# start of RECORD EXTRACTS

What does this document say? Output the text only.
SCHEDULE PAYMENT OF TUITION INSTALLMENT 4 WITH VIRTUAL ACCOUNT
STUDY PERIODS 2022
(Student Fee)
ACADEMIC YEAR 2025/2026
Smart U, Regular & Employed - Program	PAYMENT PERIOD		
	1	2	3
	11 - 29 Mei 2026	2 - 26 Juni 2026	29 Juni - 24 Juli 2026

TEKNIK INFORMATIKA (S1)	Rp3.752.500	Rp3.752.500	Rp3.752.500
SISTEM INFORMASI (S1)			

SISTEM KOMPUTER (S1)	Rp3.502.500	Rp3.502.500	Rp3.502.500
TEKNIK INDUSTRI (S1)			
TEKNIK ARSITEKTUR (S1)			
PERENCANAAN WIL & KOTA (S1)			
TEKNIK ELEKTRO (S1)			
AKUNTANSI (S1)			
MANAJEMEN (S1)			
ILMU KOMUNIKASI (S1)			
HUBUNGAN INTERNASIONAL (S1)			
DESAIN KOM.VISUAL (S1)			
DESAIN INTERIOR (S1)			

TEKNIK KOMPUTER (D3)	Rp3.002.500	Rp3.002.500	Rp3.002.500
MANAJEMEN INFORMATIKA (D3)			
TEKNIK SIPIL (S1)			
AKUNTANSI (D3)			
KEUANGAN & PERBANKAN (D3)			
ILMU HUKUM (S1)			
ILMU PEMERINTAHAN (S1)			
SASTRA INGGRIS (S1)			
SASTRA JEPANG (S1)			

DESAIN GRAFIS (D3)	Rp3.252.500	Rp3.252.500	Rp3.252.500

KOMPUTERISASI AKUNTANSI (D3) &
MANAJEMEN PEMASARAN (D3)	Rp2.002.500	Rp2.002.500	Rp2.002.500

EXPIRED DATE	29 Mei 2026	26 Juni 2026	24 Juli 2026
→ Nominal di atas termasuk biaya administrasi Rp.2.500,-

# end of RECORD EXTRACTS

__WORK TO BE COMPLETED__: Please copy out each record, character for character.

__SOLUTION TO THE EXERCISE__:
What does this document say? Output the text only.
SCHEDULE PAYMENT OF TUITION INSTALLMENT 4 WITH VIRTUAL ACCOUNT
STUDY PERIODS 2022
(Student Fee)
ACADEMIC YEAR 2025/2026
Smart U, Regular & Employed - Program	PAYMENT PERIOD		
	1	2	3
	11 - 29 Mei 2026	2 - 26 Juni 2026	29 Juni - 24 Juli 2026

TEKNIK INFORMATIKA (S1)	Rp3.752.500	Rp3.752.500	Rp3.752.500
SISTEM INFORMASI (S1)			

SISTEM KOMPUTER (S1)	Rp3.502.500	Rp3.502.500	Rp3.502.500
TEKNIK INDUSTRI (S1)			
TEKNIK ARSITEKTUR (S1)			
PERENCANAAN WIL & KOTA (S1)			
TEKNIK ELEKTRO (S1)			
AKUNTANSI (S1)			
MANAJEMEN (S1)			
ILMU KOMUNIKASI (S1)			
HUBUNGAN INTERNASIONAL (S1)			
DESAIN KOM.VISUAL (S1)			
DESAIN INTERIOR (S1)			

TEKNIK KOMPUTER (D3)	Rp3.002.500	Rp3.002.500	Rp3.002.500
MANAJEMEN INFORMATIKA (D3)			
TEKNIK SIPIL (S1)			
AKUNTANSI (D3)			
KEUANGAN & PERBANKAN (D3)			
ILMU HUKUM (S1)			
ILMU PEMERINTAHAN (S1)			
SASTRA INGGRIS (S1)			
SASTRA JEPANG (S1)			

DESAIN GRAFIS (D3)	Rp3.252.500	Rp3.252.500	Rp3.252.500

KOMPUTERISASI AKUNTANSI (D3) &
MANAJEMEN PEMASARAN (D3)	Rp2.002.500	Rp2.002.500	Rp2.002.500

EXPIRED DATE	29 Mei 2026	26 Juni 2026	24 Juli 2026
→ Nominal di atas termasuk biaya administrasi Rp.2.500,-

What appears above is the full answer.